# identification needed



## dakota (May 9, 2005)

my art teacher gave me this beauty. what kind is it? is it deadly?


----------



## Max (May 9, 2005)

Wow! Sweet! Unfortunately, I Am No Arachnid Expert So I Can Help You Distinguish This One.....


----------



## Jackson (May 9, 2005)

I dont like Tarantulas...but i think that that one has just changed my mind


----------



## dakota (May 9, 2005)

ya well here go's somethin really shity my mom told me to take it back to my art teacher


----------



## Jesse (May 11, 2005)

Dakota, there are very few tarantulas that are anywhere close to deadly and that one there is far from deadly! It is a member of the genus Aphonopelma and is native to the US. I would guess Aphonopelma hentzi, but that would be just that, a guess. A lot of the Aphonopelma look extremely similar.

- _Given entries_

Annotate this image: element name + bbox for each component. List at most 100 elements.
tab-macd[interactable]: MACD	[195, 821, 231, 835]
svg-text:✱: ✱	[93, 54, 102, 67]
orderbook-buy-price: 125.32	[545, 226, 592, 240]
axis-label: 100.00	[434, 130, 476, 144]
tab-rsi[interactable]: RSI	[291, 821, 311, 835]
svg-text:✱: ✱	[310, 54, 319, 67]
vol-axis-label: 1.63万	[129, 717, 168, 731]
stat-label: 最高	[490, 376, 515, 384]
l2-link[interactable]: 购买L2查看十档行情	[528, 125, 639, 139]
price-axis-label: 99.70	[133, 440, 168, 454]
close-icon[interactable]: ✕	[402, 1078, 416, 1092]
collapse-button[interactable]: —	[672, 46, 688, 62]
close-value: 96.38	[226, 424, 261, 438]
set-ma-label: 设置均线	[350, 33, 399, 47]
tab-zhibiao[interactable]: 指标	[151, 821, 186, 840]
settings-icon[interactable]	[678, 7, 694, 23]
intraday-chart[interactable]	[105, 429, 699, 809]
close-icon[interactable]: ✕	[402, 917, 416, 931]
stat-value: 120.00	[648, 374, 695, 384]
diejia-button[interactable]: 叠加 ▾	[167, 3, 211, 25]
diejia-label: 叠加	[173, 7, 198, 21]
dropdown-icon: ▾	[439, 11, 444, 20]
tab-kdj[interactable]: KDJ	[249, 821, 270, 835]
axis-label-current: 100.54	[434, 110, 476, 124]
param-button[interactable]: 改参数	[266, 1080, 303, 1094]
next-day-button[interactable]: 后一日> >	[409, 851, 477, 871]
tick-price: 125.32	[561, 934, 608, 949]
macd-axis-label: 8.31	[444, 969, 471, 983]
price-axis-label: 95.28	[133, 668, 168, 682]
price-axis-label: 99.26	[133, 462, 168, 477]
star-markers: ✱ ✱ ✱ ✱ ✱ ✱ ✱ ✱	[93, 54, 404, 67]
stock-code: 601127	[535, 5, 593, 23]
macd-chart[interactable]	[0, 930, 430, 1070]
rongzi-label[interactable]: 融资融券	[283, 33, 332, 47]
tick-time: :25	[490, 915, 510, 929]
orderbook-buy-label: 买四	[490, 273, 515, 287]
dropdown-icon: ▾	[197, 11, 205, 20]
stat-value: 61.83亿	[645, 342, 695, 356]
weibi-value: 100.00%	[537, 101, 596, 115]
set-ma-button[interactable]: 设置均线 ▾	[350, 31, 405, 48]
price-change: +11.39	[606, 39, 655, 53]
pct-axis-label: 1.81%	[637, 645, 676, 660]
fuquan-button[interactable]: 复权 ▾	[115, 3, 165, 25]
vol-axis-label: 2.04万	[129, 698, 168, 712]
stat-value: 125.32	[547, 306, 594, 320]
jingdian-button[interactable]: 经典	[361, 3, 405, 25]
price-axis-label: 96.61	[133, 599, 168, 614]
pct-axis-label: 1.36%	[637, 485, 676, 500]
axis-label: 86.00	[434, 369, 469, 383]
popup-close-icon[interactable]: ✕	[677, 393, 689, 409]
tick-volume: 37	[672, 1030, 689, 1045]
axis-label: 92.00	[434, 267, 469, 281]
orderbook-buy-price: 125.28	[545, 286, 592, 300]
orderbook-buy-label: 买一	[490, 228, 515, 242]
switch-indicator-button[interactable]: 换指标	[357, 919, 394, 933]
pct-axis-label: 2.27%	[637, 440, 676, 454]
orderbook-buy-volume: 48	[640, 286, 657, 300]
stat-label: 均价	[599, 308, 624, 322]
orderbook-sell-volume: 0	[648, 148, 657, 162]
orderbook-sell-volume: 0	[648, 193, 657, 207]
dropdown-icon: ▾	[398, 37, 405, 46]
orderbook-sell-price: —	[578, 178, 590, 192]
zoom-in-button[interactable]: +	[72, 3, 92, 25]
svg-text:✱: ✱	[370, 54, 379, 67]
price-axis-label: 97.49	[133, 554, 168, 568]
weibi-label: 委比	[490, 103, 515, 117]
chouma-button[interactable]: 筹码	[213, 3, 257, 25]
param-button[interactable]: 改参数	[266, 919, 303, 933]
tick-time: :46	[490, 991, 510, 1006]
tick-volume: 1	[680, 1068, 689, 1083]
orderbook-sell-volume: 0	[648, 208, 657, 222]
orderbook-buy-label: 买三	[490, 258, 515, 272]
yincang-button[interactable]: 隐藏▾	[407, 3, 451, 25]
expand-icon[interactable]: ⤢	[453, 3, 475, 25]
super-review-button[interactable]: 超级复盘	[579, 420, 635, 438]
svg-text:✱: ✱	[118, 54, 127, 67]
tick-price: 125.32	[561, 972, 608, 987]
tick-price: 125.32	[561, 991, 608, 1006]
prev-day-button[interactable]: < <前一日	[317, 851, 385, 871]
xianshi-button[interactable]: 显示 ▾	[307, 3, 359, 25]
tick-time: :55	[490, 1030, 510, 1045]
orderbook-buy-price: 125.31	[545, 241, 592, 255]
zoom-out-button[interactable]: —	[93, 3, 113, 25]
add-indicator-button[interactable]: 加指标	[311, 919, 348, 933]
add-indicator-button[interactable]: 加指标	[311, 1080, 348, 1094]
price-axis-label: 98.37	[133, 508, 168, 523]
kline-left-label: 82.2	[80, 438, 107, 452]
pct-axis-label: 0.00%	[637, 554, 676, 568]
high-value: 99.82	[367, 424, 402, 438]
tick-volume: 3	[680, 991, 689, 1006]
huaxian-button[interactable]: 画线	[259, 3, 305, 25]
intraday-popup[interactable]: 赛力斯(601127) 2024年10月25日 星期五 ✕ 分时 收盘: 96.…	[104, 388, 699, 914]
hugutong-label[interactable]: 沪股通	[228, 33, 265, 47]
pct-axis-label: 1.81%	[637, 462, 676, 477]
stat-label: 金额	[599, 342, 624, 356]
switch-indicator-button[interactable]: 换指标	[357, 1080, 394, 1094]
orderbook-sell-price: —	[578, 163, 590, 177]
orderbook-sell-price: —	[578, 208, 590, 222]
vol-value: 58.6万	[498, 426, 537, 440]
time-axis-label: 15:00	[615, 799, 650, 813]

- _Required work_
Write the next part of the forum thread about identifying the tarantula, picking up after Jesse's reply.

- _Answer for this exercise_
----------



## Leah (May 12, 2005)

I'm partial to A. versicolor and A. geniculata... At least they are visible..
















Cant forget the others... even though the pics are quite old by now...


----------



## dakota (May 12, 2005)

oo nise tarantulas are any of those oldworld spiders?


----------



## Jesse (May 12, 2005)

> oo nise tarantulas are any of those oldworld spiders?


The last two are.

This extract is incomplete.